» TASK TO CARRY OUT
Repeat the material below exactly, line for line.

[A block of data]
::::

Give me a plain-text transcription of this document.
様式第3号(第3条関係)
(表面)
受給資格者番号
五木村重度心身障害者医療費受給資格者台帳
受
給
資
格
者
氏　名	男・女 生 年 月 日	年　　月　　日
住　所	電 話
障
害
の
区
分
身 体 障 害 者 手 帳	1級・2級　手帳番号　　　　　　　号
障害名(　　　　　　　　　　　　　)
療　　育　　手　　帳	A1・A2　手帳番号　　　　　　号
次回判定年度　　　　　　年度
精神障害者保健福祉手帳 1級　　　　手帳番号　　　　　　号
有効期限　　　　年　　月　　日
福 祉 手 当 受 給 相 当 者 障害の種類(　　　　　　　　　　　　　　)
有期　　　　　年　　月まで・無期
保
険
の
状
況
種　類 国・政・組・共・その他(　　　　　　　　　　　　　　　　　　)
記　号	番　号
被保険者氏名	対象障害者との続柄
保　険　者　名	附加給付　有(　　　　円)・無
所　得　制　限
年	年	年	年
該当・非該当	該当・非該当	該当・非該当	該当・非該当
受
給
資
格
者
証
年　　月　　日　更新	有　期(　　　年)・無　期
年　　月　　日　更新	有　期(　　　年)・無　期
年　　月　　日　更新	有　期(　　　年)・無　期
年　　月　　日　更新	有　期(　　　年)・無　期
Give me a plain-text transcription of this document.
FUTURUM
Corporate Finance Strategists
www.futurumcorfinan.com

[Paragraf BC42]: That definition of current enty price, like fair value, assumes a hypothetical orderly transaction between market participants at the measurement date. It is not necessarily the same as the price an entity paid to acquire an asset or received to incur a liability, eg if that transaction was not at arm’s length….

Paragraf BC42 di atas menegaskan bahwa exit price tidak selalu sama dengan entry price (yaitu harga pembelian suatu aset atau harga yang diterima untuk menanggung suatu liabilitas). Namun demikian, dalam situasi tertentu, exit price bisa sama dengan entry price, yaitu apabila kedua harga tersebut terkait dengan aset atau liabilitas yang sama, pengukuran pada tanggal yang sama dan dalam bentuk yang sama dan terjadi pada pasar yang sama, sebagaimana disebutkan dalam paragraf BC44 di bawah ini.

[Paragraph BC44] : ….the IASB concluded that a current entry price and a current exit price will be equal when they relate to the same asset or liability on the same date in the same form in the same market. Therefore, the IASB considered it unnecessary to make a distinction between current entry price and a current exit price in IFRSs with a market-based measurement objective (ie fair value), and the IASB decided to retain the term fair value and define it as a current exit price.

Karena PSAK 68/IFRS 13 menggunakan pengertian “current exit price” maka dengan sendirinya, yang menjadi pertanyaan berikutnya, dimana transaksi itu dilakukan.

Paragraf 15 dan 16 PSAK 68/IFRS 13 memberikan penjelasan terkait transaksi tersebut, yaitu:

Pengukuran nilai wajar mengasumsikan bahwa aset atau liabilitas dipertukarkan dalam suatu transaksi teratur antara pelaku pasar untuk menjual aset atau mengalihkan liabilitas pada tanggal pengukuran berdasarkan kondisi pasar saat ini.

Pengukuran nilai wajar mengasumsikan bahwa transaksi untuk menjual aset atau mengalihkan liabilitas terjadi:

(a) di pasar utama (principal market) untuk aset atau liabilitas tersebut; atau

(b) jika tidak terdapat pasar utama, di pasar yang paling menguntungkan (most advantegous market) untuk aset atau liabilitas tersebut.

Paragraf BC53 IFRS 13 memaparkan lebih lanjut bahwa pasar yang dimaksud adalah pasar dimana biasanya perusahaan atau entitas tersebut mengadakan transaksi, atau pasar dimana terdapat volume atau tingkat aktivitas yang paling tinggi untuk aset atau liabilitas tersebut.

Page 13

::::

» RESULT OF THE TASK
Give me a plain-text transcription of this document.
様式第3号(第3条関係)
(表面)
受給資格者番号
五木村重度心身障害者医療費受給資格者台帳
受
給
資
格
者
氏　名	男・女 生 年 月 日	年　　月　　日
住　所	電 話
障
害
の
区
分
身 体 障 害 者 手 帳	1級・2級　手帳番号　　　　　　　号
障害名(　　　　　　　　　　　　　)
療　　育　　手　　帳	A1・A2　手帳番号　　　　　　号
次回判定年度　　　　　　年度
精神障害者保健福祉手帳 1級　　　　手帳番号　　　　　　号
有効期限　　　　年　　月　　日
福 祉 手 当 受 給 相 当 者 障害の種類(　　　　　　　　　　　　　　)
有期　　　　　年　　月まで・無期
保
険
の
状
況
種　類 国・政・組・共・その他(　　　　　　　　　　　　　　　　　　)
記　号	番　号
被保険者氏名	対象障害者との続柄
保　険　者　名	附加給付　有(　　　　円)・無
所　得　制　限
年	年	年	年
該当・非該当	該当・非該当	該当・非該当	該当・非該当
受
給
資
格
者
証
年　　月　　日　更新	有　期(　　　年)・無　期
年　　月　　日　更新	有　期(　　　年)・無　期
年　　月　　日　更新	有　期(　　　年)・無　期
年　　月　　日　更新	有　期(　　　年)・無　期
Give me a plain-text transcription of this document.
FUTURUM
Corporate Finance Strategists
www.futurumcorfinan.com

[Paragraf BC42]: That definition of current enty price, like fair value, assumes a hypothetical orderly transaction between market participants at the measurement date. It is not necessarily the same as the price an entity paid to acquire an asset or received to incur a liability, eg if that transaction was not at arm’s length….

Paragraf BC42 di atas menegaskan bahwa exit price tidak selalu sama dengan entry price (yaitu harga pembelian suatu aset atau harga yang diterima untuk menanggung suatu liabilitas). Namun demikian, dalam situasi tertentu, exit price bisa sama dengan entry price, yaitu apabila kedua harga tersebut terkait dengan aset atau liabilitas yang sama, pengukuran pada tanggal yang sama dan dalam bentuk yang sama dan terjadi pada pasar yang sama, sebagaimana disebutkan dalam paragraf BC44 di bawah ini.

[Paragraph BC44] : ….the IASB concluded that a current entry price and a current exit price will be equal when they relate to the same asset or liability on the same date in the same form in the same market. Therefore, the IASB considered it unnecessary to make a distinction between current entry price and a current exit price in IFRSs with a market-based measurement objective (ie fair value), and the IASB decided to retain the term fair value and define it as a current exit price.

Karena PSAK 68/IFRS 13 menggunakan pengertian “current exit price” maka dengan sendirinya, yang menjadi pertanyaan berikutnya, dimana transaksi itu dilakukan.

Paragraf 15 dan 16 PSAK 68/IFRS 13 memberikan penjelasan terkait transaksi tersebut, yaitu:

Pengukuran nilai wajar mengasumsikan bahwa aset atau liabilitas dipertukarkan dalam suatu transaksi teratur antara pelaku pasar untuk menjual aset atau mengalihkan liabilitas pada tanggal pengukuran berdasarkan kondisi pasar saat ini.

Pengukuran nilai wajar mengasumsikan bahwa transaksi untuk menjual aset atau mengalihkan liabilitas terjadi:

(a) di pasar utama (principal market) untuk aset atau liabilitas tersebut; atau

(b) jika tidak terdapat pasar utama, di pasar yang paling menguntungkan (most advantegous market) untuk aset atau liabilitas tersebut.

Paragraf BC53 IFRS 13 memaparkan lebih lanjut bahwa pasar yang dimaksud adalah pasar dimana biasanya perusahaan atau entitas tersebut mengadakan transaksi, atau pasar dimana terdapat volume atau tingkat aktivitas yang paling tinggi untuk aset atau liabilitas tersebut.

Page 13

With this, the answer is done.